* **INSTRUCTIONS FOR THE TASK**
Of all the lines in the records, how many hold the word "Διάβρωση"? Answer with the number only.

#####

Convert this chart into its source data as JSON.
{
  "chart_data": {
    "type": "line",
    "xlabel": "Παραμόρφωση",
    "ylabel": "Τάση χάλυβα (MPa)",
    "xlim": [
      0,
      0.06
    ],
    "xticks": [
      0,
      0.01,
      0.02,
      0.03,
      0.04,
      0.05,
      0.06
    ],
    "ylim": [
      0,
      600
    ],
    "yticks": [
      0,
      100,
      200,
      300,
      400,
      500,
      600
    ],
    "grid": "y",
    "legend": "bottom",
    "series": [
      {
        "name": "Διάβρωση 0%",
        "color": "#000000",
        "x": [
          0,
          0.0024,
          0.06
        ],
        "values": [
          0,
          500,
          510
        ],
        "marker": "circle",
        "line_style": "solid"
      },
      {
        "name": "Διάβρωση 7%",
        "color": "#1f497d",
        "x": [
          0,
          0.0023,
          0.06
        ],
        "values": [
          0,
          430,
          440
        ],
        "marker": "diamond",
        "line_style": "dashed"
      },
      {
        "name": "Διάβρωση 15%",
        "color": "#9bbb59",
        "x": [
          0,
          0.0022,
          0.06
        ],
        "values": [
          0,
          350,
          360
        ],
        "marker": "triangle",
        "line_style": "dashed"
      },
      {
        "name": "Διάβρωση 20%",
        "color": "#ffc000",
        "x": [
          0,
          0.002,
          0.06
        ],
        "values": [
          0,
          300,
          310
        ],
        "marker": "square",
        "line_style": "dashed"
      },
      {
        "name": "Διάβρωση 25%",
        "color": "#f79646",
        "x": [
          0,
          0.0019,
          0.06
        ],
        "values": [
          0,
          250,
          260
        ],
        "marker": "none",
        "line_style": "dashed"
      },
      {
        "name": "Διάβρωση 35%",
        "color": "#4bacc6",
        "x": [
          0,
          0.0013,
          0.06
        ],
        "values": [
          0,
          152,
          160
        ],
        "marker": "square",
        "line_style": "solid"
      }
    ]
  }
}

#####

* **ANSWER FOR THE TASK**
6